---------- Record list

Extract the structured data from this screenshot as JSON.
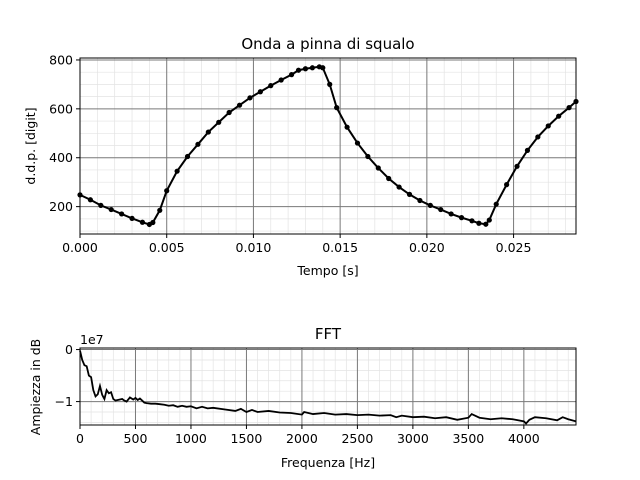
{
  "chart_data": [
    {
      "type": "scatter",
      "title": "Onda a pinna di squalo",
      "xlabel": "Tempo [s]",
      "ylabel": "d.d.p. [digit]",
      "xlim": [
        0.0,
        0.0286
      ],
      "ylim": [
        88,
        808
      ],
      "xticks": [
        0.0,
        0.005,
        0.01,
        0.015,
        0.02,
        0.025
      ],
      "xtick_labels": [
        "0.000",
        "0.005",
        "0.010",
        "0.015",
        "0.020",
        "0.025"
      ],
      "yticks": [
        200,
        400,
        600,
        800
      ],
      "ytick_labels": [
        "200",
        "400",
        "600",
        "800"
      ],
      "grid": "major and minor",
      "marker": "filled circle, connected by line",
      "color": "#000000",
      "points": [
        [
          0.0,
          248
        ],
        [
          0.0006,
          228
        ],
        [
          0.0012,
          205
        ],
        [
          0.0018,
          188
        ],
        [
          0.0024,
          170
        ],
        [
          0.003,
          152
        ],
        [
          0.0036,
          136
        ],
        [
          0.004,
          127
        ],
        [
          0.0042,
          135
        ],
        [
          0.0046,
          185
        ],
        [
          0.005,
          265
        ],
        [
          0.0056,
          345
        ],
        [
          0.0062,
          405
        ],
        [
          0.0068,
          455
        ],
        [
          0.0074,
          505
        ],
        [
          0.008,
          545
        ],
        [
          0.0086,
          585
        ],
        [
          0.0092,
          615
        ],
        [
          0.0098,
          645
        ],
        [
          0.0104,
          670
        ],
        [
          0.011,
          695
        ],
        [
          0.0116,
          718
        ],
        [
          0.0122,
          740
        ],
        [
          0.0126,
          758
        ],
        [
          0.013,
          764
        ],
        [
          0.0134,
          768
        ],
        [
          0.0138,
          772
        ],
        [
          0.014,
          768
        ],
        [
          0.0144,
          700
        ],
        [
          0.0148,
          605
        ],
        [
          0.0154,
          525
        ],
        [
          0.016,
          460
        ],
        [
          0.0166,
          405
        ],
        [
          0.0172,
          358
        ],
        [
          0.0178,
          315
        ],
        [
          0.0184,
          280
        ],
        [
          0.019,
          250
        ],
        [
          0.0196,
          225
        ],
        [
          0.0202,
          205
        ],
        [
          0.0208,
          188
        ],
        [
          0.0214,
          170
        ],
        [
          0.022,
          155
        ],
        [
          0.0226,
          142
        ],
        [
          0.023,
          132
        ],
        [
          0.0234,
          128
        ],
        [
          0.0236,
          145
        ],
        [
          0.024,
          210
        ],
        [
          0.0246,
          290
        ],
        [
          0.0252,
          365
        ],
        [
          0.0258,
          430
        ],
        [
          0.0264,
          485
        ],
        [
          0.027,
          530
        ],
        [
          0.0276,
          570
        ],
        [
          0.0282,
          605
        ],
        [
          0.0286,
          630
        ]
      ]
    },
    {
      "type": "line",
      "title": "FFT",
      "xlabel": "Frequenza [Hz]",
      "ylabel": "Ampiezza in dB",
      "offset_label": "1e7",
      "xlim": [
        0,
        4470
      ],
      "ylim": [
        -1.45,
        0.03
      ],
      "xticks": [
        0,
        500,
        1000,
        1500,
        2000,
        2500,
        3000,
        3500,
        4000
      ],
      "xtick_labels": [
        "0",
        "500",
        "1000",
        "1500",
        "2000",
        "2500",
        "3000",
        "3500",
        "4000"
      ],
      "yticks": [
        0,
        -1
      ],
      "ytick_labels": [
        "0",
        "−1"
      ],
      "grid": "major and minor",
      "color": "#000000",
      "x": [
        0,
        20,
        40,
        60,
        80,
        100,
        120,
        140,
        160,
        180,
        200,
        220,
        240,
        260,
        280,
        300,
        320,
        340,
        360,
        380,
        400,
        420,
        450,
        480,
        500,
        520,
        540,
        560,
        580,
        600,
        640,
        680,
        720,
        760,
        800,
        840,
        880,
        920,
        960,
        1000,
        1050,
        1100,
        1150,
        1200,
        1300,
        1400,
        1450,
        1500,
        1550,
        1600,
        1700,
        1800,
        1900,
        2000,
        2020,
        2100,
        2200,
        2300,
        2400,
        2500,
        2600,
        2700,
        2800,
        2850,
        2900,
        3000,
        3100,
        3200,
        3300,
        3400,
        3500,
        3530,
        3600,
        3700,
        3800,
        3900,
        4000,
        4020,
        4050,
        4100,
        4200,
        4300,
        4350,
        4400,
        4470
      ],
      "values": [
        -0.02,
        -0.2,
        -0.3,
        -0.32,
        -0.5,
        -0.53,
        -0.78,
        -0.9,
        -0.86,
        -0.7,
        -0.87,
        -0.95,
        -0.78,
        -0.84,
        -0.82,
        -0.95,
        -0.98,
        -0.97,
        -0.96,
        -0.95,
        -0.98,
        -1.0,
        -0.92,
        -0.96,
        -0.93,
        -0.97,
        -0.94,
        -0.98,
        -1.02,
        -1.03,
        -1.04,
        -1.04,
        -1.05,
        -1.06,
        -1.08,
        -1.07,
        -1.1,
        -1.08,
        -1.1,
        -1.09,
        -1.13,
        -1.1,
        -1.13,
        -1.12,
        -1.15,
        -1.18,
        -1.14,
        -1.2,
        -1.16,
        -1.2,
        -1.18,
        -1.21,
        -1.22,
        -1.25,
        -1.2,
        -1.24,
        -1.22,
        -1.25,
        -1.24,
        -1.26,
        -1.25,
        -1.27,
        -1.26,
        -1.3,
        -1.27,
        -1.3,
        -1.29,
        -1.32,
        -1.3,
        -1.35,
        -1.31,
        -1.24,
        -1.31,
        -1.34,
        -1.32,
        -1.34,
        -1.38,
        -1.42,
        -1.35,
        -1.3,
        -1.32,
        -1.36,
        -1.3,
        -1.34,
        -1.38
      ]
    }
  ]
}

--------------------

◆ Work required ◆
Leave out the pictures and transcribe everything else exactly.

◆ Output of the task ◆
Extract the structured data from this screenshot as JSON.
{
  "chart_data": [
    {
      "type": "scatter",
      "title": "Onda a pinna di squalo",
      "xlabel": "Tempo [s]",
      "ylabel": "d.d.p. [digit]",
      "xlim": [
        0.0,
        0.0286
      ],
      "ylim": [
        88,
        808
      ],
      "xticks": [
        0.0,
        0.005,
        0.01,
        0.015,
        0.02,
        0.025
      ],
      "xtick_labels": [
        "0.000",
        "0.005",
        "0.010",
        "0.015",
        "0.020",
        "0.025"
      ],
      "yticks": [
        200,
        400,
        600,
        800
      ],
      "ytick_labels": [
        "200",
        "400",
        "600",
        "800"
      ],
      "grid": "major and minor",
      "marker": "filled circle, connected by line",
      "color": "#000000",
      "points": [
        [
          0.0,
          248
        ],
        [
          0.0006,
          228
        ],
        [
          0.0012,
          205
        ],
        [
          0.0018,
          188
        ],
        [
          0.0024,
          170
        ],
        [
          0.003,
          152
        ],
        [
          0.0036,
          136
        ],
        [
          0.004,
          127
        ],
        [
          0.0042,
          135
        ],
        [
          0.0046,
          185
        ],
        [
          0.005,
          265
        ],
        [
          0.0056,
          345
        ],
        [
          0.0062,
          405
        ],
        [
          0.0068,
          455
        ],
        [
          0.0074,
          505
        ],
        [
          0.008,
          545
        ],
        [
          0.0086,
          585
        ],
        [
          0.0092,
          615
        ],
        [
          0.0098,
          645
        ],
        [
          0.0104,
          670
        ],
        [
          0.011,
          695
        ],
        [
          0.0116,
          718
        ],
        [
          0.0122,
          740
        ],
        [
          0.0126,
          758
        ],
        [
          0.013,
          764
        ],
        [
          0.0134,
          768
        ],
        [
          0.0138,
          772
        ],
        [
          0.014,
          768
        ],
        [
          0.0144,
          700
        ],
        [
          0.0148,
          605
        ],
        [
          0.0154,
          525
        ],
        [
          0.016,
          460
        ],
        [
          0.0166,
          405
        ],
        [
          0.0172,
          358
        ],
        [
          0.0178,
          315
        ],
        [
          0.0184,
          280
        ],
        [
          0.019,
          250
        ],
        [
          0.0196,
          225
        ],
        [
          0.0202,
          205
        ],
        [
          0.0208,
          188
        ],
        [
          0.0214,
          170
        ],
        [
          0.022,
          155
        ],
        [
          0.0226,
          142
        ],
        [
          0.023,
          132
        ],
        [
          0.0234,
          128
        ],
        [
          0.0236,
          145
        ],
        [
          0.024,
          210
        ],
        [
          0.0246,
          290
        ],
        [
          0.0252,
          365
        ],
        [
          0.0258,
          430
        ],
        [
          0.0264,
          485
        ],
        [
          0.027,
          530
        ],
        [
          0.0276,
          570
        ],
        [
          0.0282,
          605
        ],
        [
          0.0286,
          630
        ]
      ]
    },
    {
      "type": "line",
      "title": "FFT",
      "xlabel": "Frequenza [Hz]",
      "ylabel": "Ampiezza in dB",
      "offset_label": "1e7",
      "xlim": [
        0,
        4470
      ],
      "ylim": [
        -1.45,
        0.03
      ],
      "xticks": [
        0,
        500,
        1000,
        1500,
        2000,
        2500,
        3000,
        3500,
        4000
      ],
      "xtick_labels": [
        "0",
        "500",
        "1000",
        "1500",
        "2000",
        "2500",
        "3000",
        "3500",
        "4000"
      ],
      "yticks": [
        0,
        -1
      ],
      "ytick_labels": [
        "0",
        "−1"
      ],
      "grid": "major and minor",
      "color": "#000000",
      "x": [
        0,
        20,
        40,
        60,
        80,
        100,
        120,
        140,
        160,
        180,
        200,
        220,
        240,
        260,
        280,
        300,
        320,
        340,
        360,
        380,
        400,
        420,
        450,
        480,
        500,
        520,
        540,
        560,
        580,
        600,
        640,
        680,
        720,
        760,
        800,
        840,
        880,
        920,
        960,
        1000,
        1050,
        1100,
        1150,
        1200,
        1300,
        1400,
        1450,
        1500,
        1550,
        1600,
        1700,
        1800,
        1900,
        2000,
        2020,
        2100,
        2200,
        2300,
        2400,
        2500,
        2600,
        2700,
        2800,
        2850,
        2900,
        3000,
        3100,
        3200,
        3300,
        3400,
        3500,
        3530,
        3600,
        3700,
        3800,
        3900,
        4000,
        4020,
        4050,
        4100,
        4200,
        4300,
        4350,
        4400,
        4470
      ],
      "values": [
        -0.02,
        -0.2,
        -0.3,
        -0.32,
        -0.5,
        -0.53,
        -0.78,
        -0.9,
        -0.86,
        -0.7,
        -0.87,
        -0.95,
        -0.78,
        -0.84,
        -0.82,
        -0.95,
        -0.98,
        -0.97,
        -0.96,
        -0.95,
        -0.98,
        -1.0,
        -0.92,
        -0.96,
        -0.93,
        -0.97,
        -0.94,
        -0.98,
        -1.02,
        -1.03,
        -1.04,
        -1.04,
        -1.05,
        -1.06,
        -1.08,
        -1.07,
        -1.1,
        -1.08,
        -1.1,
        -1.09,
        -1.13,
        -1.1,
        -1.13,
        -1.12,
        -1.15,
        -1.18,
        -1.14,
        -1.2,
        -1.16,
        -1.2,
        -1.18,
        -1.21,
        -1.22,
        -1.25,
        -1.2,
        -1.24,
        -1.22,
        -1.25,
        -1.24,
        -1.26,
        -1.25,
        -1.27,
        -1.26,
        -1.3,
        -1.27,
        -1.3,
        -1.29,
        -1.32,
        -1.3,
        -1.35,
        -1.31,
        -1.24,
        -1.31,
        -1.34,
        -1.32,
        -1.34,
        -1.38,
        -1.42,
        -1.35,
        -1.3,
        -1.32,
        -1.36,
        -1.3,
        -1.34,
        -1.38
      ]
    }
  ]
}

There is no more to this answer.